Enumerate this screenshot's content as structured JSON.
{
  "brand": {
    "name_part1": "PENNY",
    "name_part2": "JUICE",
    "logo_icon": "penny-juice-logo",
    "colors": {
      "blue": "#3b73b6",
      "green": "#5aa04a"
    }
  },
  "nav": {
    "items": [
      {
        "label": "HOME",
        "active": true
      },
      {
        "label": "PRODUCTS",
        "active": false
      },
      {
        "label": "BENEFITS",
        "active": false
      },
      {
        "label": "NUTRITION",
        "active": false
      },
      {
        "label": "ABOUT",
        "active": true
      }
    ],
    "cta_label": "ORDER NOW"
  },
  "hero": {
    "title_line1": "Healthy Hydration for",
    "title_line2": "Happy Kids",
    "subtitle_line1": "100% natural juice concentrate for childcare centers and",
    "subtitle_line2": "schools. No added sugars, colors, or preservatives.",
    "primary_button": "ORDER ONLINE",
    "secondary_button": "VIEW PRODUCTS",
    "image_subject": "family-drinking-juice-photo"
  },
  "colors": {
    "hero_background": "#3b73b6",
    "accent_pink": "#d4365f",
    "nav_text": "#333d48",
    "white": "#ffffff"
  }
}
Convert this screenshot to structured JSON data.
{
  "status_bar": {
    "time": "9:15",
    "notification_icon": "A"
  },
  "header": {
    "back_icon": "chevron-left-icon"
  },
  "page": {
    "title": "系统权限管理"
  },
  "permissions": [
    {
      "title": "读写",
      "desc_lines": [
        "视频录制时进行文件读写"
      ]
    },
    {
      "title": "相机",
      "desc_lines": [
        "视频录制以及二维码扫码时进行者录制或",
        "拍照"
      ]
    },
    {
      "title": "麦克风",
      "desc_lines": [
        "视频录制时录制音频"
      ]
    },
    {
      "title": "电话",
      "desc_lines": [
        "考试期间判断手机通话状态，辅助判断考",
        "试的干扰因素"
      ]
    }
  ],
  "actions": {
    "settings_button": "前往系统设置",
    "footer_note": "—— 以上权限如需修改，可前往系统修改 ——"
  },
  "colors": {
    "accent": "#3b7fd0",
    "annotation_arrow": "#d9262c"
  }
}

# # # # #

▶ YOUR GOAL: Transcribe every entry exactly, omitting nothing.

▶ COMPLETE RESPONSE:
Enumerate this screenshot's content as structured JSON.
{
  "brand": {
    "name_part1": "PENNY",
    "name_part2": "JUICE",
    "logo_icon": "penny-juice-logo",
    "colors": {
      "blue": "#3b73b6",
      "green": "#5aa04a"
    }
  },
  "nav": {
    "items": [
      {
        "label": "HOME",
        "active": true
      },
      {
        "label": "PRODUCTS",
        "active": false
      },
      {
        "label": "BENEFITS",
        "active": false
      },
      {
        "label": "NUTRITION",
        "active": false
      },
      {
        "label": "ABOUT",
        "active": true
      }
    ],
    "cta_label": "ORDER NOW"
  },
  "hero": {
    "title_line1": "Healthy Hydration for",
    "title_line2": "Happy Kids",
    "subtitle_line1": "100% natural juice concentrate for childcare centers and",
    "subtitle_line2": "schools. No added sugars, colors, or preservatives.",
    "primary_button": "ORDER ONLINE",
    "secondary_button": "VIEW PRODUCTS",
    "image_subject": "family-drinking-juice-photo"
  },
  "colors": {
    "hero_background": "#3b73b6",
    "accent_pink": "#d4365f",
    "nav_text": "#333d48",
    "white": "#ffffff"
  }
}
Convert this screenshot to structured JSON data.
{
  "status_bar": {
    "time": "9:15",
    "notification_icon": "A"
  },
  "header": {
    "back_icon": "chevron-left-icon"
  },
  "page": {
    "title": "系统权限管理"
  },
  "permissions": [
    {
      "title": "读写",
      "desc_lines": [
        "视频录制时进行文件读写"
      ]
    },
    {
      "title": "相机",
      "desc_lines": [
        "视频录制以及二维码扫码时进行者录制或",
        "拍照"
      ]
    },
    {
      "title": "麦克风",
      "desc_lines": [
        "视频录制时录制音频"
      ]
    },
    {
      "title": "电话",
      "desc_lines": [
        "考试期间判断手机通话状态，辅助判断考",
        "试的干扰因素"
      ]
    }
  ],
  "actions": {
    "settings_button": "前往系统设置",
    "footer_note": "—— 以上权限如需修改，可前往系统修改 ——"
  },
  "colors": {
    "accent": "#3b7fd0",
    "annotation_arrow": "#d9262c"
  }
}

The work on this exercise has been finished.